## TASK OBJECTIVE
Check each line of the records below and collect those that include the word "into".

## DATA FOR THIS TASK

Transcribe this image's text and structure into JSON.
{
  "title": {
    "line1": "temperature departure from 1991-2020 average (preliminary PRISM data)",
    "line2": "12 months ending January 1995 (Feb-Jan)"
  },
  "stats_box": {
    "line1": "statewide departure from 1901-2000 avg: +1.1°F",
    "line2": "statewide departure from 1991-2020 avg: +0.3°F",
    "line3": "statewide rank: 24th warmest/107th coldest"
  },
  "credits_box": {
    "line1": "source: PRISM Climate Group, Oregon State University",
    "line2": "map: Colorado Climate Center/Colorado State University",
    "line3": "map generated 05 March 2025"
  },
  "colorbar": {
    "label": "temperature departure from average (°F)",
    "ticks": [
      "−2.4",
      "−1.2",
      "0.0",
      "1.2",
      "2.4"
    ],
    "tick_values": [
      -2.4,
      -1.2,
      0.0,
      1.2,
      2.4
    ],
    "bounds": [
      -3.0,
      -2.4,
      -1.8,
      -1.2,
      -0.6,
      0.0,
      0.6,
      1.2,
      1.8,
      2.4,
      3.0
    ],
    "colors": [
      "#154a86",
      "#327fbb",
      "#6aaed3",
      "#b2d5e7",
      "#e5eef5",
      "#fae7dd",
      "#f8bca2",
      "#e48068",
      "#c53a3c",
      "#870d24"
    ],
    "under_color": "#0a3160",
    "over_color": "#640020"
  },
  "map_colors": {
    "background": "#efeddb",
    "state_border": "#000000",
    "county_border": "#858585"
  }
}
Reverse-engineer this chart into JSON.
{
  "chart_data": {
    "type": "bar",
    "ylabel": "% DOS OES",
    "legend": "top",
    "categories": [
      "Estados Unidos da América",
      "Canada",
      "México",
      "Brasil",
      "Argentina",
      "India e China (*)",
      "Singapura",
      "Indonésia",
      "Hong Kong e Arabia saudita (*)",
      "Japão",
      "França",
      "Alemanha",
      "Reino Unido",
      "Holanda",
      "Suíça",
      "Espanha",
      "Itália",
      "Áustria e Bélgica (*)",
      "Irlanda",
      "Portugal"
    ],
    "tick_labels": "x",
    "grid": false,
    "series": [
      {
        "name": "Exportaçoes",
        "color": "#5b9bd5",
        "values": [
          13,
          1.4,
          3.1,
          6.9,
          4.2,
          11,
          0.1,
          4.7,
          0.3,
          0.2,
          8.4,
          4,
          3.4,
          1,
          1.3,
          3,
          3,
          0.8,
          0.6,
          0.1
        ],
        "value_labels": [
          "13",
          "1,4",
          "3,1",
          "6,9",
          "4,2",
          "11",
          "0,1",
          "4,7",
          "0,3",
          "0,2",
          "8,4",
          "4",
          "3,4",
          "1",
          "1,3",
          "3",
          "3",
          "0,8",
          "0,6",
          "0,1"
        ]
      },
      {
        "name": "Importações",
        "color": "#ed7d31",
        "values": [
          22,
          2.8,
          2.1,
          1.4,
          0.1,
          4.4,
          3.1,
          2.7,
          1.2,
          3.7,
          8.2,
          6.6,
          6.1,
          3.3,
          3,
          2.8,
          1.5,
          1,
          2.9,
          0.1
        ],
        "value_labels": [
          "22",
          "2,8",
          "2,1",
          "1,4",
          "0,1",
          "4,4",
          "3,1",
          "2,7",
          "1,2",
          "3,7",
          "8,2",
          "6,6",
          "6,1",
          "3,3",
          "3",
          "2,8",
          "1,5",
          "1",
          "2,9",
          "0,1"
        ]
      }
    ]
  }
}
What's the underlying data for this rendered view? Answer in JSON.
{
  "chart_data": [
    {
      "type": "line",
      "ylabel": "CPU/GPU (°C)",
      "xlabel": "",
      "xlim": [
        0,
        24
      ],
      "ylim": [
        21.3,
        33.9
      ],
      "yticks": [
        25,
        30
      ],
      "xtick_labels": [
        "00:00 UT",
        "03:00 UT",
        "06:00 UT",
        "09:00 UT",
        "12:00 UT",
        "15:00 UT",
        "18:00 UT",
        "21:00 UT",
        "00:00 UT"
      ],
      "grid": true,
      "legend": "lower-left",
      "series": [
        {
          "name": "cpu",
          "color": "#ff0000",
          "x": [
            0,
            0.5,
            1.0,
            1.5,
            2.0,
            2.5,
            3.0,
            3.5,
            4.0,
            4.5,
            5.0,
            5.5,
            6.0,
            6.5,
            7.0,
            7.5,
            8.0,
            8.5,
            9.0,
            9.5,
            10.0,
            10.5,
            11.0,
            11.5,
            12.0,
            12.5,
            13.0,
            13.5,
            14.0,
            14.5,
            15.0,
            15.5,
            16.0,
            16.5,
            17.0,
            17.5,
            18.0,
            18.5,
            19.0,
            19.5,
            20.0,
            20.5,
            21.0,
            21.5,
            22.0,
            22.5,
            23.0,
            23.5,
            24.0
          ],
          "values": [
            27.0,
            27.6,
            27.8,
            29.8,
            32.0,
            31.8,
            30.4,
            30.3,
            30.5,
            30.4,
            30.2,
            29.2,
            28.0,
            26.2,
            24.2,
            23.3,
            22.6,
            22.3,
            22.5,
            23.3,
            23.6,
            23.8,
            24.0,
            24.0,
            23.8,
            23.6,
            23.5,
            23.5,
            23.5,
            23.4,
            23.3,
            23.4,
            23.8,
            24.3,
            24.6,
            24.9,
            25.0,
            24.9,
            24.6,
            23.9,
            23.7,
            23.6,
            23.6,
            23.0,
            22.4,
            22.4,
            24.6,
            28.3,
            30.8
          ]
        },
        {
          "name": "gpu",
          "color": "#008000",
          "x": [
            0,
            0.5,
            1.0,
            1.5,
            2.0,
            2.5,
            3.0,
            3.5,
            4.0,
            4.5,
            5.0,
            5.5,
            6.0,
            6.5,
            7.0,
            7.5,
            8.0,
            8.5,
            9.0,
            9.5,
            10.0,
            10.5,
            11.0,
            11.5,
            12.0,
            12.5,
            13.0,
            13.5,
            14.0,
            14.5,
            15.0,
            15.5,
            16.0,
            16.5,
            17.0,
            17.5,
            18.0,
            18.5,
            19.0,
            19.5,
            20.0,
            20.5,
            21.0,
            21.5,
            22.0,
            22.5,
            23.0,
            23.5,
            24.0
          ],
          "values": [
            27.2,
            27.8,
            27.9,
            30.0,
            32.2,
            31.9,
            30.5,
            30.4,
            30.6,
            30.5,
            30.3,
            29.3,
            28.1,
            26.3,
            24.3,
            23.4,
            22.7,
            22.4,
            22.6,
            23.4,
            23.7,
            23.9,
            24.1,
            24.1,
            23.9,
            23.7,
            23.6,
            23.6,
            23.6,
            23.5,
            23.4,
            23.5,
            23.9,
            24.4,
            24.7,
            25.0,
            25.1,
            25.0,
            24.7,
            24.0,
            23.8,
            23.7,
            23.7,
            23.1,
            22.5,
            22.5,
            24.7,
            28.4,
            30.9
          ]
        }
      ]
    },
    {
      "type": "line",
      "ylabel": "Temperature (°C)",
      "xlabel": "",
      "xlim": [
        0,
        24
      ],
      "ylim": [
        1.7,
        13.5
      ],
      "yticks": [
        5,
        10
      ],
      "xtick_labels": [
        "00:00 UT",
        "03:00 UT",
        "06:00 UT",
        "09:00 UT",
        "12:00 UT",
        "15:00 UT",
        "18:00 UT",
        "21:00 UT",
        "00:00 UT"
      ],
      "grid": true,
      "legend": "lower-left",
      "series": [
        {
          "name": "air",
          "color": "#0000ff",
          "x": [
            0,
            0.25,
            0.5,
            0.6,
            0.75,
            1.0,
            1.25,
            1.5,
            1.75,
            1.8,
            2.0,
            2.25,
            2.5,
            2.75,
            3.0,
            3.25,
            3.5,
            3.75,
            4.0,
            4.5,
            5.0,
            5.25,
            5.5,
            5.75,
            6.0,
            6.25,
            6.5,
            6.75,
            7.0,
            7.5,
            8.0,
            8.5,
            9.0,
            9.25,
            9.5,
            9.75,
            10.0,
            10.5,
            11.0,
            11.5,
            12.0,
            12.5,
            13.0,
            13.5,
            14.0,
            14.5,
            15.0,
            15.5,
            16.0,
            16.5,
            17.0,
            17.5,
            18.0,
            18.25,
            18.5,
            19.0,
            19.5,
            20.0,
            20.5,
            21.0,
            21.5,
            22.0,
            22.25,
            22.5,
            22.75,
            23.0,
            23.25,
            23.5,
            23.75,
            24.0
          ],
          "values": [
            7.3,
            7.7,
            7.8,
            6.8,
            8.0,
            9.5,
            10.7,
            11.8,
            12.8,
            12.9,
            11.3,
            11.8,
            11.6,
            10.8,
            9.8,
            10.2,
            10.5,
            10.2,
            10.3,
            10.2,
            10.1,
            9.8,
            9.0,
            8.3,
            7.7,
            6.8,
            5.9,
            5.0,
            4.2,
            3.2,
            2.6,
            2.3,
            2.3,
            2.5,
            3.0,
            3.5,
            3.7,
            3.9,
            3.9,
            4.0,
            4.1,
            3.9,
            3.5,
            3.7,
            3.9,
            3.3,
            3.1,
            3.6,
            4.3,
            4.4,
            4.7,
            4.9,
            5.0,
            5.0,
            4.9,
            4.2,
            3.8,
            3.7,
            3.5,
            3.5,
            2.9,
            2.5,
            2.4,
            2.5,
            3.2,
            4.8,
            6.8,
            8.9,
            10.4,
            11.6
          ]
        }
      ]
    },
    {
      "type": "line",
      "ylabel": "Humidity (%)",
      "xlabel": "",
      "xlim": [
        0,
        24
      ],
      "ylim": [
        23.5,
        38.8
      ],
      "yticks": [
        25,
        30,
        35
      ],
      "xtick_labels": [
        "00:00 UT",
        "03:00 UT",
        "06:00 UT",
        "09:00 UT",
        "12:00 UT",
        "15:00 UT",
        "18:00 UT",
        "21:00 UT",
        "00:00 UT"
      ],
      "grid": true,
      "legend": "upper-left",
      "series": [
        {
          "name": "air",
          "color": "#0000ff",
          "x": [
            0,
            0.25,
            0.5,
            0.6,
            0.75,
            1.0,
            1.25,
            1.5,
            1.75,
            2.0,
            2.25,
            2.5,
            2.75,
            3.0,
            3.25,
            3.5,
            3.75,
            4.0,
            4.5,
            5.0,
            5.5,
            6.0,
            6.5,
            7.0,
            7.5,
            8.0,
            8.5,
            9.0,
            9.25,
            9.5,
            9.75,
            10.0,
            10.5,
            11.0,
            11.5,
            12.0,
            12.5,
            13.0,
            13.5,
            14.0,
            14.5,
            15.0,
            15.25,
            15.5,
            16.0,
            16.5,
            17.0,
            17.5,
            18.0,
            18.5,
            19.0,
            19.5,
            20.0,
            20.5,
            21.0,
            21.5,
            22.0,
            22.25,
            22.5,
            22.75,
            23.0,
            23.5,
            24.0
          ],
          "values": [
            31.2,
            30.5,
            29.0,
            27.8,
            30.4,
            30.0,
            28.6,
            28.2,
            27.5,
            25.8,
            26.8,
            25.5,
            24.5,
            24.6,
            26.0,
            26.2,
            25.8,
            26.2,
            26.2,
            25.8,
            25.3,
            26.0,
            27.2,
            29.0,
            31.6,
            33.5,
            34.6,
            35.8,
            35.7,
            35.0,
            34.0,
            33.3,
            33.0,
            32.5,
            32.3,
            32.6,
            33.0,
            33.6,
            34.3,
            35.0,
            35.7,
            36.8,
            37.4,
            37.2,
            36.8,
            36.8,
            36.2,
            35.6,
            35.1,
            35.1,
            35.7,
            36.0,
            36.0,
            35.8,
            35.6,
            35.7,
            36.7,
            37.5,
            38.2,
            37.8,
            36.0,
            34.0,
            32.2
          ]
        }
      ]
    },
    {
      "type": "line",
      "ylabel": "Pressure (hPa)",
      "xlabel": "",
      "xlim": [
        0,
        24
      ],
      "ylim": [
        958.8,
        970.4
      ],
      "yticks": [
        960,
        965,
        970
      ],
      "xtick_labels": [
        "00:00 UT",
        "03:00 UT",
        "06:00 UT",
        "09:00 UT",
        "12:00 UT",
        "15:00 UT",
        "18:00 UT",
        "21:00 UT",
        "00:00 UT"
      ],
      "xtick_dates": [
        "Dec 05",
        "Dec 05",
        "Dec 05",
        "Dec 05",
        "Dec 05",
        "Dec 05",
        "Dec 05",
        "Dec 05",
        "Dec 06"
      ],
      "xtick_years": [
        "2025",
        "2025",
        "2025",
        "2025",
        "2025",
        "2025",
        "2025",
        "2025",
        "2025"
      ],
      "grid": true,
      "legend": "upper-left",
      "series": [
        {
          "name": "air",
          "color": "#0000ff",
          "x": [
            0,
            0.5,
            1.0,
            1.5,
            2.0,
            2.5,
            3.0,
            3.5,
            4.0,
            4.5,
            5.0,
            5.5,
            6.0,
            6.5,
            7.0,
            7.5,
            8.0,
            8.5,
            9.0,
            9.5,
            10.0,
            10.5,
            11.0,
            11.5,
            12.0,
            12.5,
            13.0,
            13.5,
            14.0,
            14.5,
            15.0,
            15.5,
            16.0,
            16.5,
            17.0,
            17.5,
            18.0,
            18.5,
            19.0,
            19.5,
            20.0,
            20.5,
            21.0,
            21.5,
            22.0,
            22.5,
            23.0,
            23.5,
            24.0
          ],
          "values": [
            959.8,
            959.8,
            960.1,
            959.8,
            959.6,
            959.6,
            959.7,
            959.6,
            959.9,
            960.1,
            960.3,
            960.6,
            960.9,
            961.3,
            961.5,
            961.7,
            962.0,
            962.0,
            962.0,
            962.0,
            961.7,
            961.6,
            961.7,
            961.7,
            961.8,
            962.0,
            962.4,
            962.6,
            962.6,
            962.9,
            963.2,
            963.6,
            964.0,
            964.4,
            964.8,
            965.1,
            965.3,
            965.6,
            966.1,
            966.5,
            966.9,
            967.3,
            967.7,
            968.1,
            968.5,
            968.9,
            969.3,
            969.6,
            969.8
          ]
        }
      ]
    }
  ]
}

## WORKED ANSWER
Transcribe this image's text and structure into JSON.
Reverse-engineer this chart into JSON.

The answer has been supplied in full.